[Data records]

-=-=-

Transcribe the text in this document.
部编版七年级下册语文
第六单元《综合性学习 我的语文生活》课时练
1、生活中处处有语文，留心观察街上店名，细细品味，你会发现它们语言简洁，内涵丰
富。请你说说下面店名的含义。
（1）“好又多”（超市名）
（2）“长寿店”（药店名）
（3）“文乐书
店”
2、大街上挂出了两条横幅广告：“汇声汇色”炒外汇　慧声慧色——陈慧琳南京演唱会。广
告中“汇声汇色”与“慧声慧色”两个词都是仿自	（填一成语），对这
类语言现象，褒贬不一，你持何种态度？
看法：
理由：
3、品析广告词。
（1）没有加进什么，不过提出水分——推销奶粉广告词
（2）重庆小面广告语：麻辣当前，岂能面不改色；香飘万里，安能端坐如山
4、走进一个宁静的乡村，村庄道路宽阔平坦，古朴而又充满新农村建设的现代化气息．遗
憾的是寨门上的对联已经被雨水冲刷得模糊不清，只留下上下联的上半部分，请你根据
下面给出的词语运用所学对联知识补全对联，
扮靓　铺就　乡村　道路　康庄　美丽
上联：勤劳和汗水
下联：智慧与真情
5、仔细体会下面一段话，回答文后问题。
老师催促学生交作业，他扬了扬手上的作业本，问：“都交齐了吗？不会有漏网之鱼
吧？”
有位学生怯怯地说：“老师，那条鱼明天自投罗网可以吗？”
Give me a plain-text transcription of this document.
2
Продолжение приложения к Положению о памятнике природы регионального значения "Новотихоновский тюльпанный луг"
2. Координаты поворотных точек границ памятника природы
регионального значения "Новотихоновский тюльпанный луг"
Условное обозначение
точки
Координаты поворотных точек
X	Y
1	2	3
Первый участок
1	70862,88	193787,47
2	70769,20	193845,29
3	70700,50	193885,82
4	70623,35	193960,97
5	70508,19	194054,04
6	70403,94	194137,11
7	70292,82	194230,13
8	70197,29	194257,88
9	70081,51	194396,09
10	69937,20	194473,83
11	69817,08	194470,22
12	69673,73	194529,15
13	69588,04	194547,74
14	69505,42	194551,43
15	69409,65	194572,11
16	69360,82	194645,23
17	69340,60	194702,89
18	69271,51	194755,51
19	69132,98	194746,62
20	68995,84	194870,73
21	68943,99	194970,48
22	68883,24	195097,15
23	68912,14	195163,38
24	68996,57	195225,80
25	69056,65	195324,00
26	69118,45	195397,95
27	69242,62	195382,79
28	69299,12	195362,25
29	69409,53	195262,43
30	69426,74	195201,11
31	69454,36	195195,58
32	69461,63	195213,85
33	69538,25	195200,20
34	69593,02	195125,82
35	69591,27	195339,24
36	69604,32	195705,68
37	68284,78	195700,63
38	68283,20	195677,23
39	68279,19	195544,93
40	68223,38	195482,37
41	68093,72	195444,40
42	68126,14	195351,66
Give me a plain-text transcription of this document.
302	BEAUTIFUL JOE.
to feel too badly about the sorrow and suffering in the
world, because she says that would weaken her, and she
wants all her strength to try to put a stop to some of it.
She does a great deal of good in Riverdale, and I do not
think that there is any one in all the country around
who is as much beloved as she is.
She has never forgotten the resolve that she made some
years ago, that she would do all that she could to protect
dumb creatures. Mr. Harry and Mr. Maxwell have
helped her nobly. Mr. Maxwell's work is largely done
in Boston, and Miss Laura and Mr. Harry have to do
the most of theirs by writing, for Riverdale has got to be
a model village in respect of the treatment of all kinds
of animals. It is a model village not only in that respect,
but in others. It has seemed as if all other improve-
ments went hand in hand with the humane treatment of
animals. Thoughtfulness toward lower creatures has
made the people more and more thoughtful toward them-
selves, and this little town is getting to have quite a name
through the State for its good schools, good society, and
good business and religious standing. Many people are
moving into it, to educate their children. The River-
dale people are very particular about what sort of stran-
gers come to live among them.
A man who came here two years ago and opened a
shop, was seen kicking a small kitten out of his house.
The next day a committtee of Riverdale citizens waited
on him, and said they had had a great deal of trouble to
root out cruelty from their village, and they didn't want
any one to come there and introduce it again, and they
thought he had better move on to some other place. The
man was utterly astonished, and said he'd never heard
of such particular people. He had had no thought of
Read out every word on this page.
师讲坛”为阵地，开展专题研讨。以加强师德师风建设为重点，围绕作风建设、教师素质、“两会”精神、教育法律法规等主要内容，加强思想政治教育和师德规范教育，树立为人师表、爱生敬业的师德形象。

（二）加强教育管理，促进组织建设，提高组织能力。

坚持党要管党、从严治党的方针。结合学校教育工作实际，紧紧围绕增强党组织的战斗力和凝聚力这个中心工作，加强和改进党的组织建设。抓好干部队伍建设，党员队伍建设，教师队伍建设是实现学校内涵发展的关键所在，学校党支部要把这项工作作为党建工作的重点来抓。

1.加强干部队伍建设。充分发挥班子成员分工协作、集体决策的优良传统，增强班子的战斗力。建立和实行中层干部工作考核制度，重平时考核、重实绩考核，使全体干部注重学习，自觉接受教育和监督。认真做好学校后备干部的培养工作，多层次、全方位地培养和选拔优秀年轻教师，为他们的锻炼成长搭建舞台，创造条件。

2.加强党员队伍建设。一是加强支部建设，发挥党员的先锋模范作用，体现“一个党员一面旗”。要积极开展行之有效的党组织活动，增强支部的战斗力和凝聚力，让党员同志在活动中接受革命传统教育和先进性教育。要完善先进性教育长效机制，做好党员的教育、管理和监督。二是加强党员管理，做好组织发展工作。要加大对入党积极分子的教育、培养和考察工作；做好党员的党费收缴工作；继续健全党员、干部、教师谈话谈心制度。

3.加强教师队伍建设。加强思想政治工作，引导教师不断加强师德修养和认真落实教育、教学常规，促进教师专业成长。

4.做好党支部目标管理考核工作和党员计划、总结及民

-=-=-

**Exercise goal**
Extract the complete listing above, reproducing each line exactly.

**Task output**
Transcribe the text in this document.
部编版七年级下册语文
第六单元《综合性学习 我的语文生活》课时练
1、生活中处处有语文，留心观察街上店名，细细品味，你会发现它们语言简洁，内涵丰
富。请你说说下面店名的含义。
（1）“好又多”（超市名）
（2）“长寿店”（药店名）
（3）“文乐书
店”
2、大街上挂出了两条横幅广告：“汇声汇色”炒外汇　慧声慧色——陈慧琳南京演唱会。广
告中“汇声汇色”与“慧声慧色”两个词都是仿自	（填一成语），对这
类语言现象，褒贬不一，你持何种态度？
看法：
理由：
3、品析广告词。
（1）没有加进什么，不过提出水分——推销奶粉广告词
（2）重庆小面广告语：麻辣当前，岂能面不改色；香飘万里，安能端坐如山
4、走进一个宁静的乡村，村庄道路宽阔平坦，古朴而又充满新农村建设的现代化气息．遗
憾的是寨门上的对联已经被雨水冲刷得模糊不清，只留下上下联的上半部分，请你根据
下面给出的词语运用所学对联知识补全对联，
扮靓　铺就　乡村　道路　康庄　美丽
上联：勤劳和汗水
下联：智慧与真情
5、仔细体会下面一段话，回答文后问题。
老师催促学生交作业，他扬了扬手上的作业本，问：“都交齐了吗？不会有漏网之鱼
吧？”
有位学生怯怯地说：“老师，那条鱼明天自投罗网可以吗？”
Give me a plain-text transcription of this document.
2
Продолжение приложения к Положению о памятнике природы регионального значения "Новотихоновский тюльпанный луг"
2. Координаты поворотных точек границ памятника природы
регионального значения "Новотихоновский тюльпанный луг"
Условное обозначение
точки
Координаты поворотных точек
X	Y
1	2	3
Первый участок
1	70862,88	193787,47
2	70769,20	193845,29
3	70700,50	193885,82
4	70623,35	193960,97
5	70508,19	194054,04
6	70403,94	194137,11
7	70292,82	194230,13
8	70197,29	194257,88
9	70081,51	194396,09
10	69937,20	194473,83
11	69817,08	194470,22
12	69673,73	194529,15
13	69588,04	194547,74
14	69505,42	194551,43
15	69409,65	194572,11
16	69360,82	194645,23
17	69340,60	194702,89
18	69271,51	194755,51
19	69132,98	194746,62
20	68995,84	194870,73
21	68943,99	194970,48
22	68883,24	195097,15
23	68912,14	195163,38
24	68996,57	195225,80
25	69056,65	195324,00
26	69118,45	195397,95
27	69242,62	195382,79
28	69299,12	195362,25
29	69409,53	195262,43
30	69426,74	195201,11
31	69454,36	195195,58
32	69461,63	195213,85
33	69538,25	195200,20
34	69593,02	195125,82
35	69591,27	195339,24
36	69604,32	195705,68
37	68284,78	195700,63
38	68283,20	195677,23
39	68279,19	195544,93
40	68223,38	195482,37
41	68093,72	195444,40
42	68126,14	195351,66
Give me a plain-text transcription of this document.
302	BEAUTIFUL JOE.
to feel too badly about the sorrow and suffering in the
world, because she says that would weaken her, and she
wants all her strength to try to put a stop to some of it.
She does a great deal of good in Riverdale, and I do not
think that there is any one in all the country around
who is as much beloved as she is.
She has never forgotten the resolve that she made some
years ago, that she would do all that she could to protect
dumb creatures. Mr. Harry and Mr. Maxwell have
helped her nobly. Mr. Maxwell's work is largely done
in Boston, and Miss Laura and Mr. Harry have to do
the most of theirs by writing, for Riverdale has got to be
a model village in respect of the treatment of all kinds
of animals. It is a model village not only in that respect,
but in others. It has seemed as if all other improve-
ments went hand in hand with the humane treatment of
animals. Thoughtfulness toward lower creatures has
made the people more and more thoughtful toward them-
selves, and this little town is getting to have quite a name
through the State for its good schools, good society, and
good business and religious standing. Many people are
moving into it, to educate their children. The River-
dale people are very particular about what sort of stran-
gers come to live among them.
A man who came here two years ago and opened a
shop, was seen kicking a small kitten out of his house.
The next day a committtee of Riverdale citizens waited
on him, and said they had had a great deal of trouble to
root out cruelty from their village, and they didn't want
any one to come there and introduce it again, and they
thought he had better move on to some other place. The
man was utterly astonished, and said he'd never heard
of such particular people. He had had no thought of
Read out every word on this page.
师讲坛”为阵地，开展专题研讨。以加强师德师风建设为重点，围绕作风建设、教师素质、“两会”精神、教育法律法规等主要内容，加强思想政治教育和师德规范教育，树立为人师表、爱生敬业的师德形象。

（二）加强教育管理，促进组织建设，提高组织能力。

坚持党要管党、从严治党的方针。结合学校教育工作实际，紧紧围绕增强党组织的战斗力和凝聚力这个中心工作，加强和改进党的组织建设。抓好干部队伍建设，党员队伍建设，教师队伍建设是实现学校内涵发展的关键所在，学校党支部要把这项工作作为党建工作的重点来抓。

1.加强干部队伍建设。充分发挥班子成员分工协作、集体决策的优良传统，增强班子的战斗力。建立和实行中层干部工作考核制度，重平时考核、重实绩考核，使全体干部注重学习，自觉接受教育和监督。认真做好学校后备干部的培养工作，多层次、全方位地培养和选拔优秀年轻教师，为他们的锻炼成长搭建舞台，创造条件。

2.加强党员队伍建设。一是加强支部建设，发挥党员的先锋模范作用，体现“一个党员一面旗”。要积极开展行之有效的党组织活动，增强支部的战斗力和凝聚力，让党员同志在活动中接受革命传统教育和先进性教育。要完善先进性教育长效机制，做好党员的教育、管理和监督。二是加强党员管理，做好组织发展工作。要加大对入党积极分子的教育、培养和考察工作；做好党员的党费收缴工作；继续健全党员、干部、教师谈话谈心制度。

3.加强教师队伍建设。加强思想政治工作，引导教师不断加强师德修养和认真落实教育、教学常规，促进教师专业成长。

4.做好党支部目标管理考核工作和党员计划、总结及民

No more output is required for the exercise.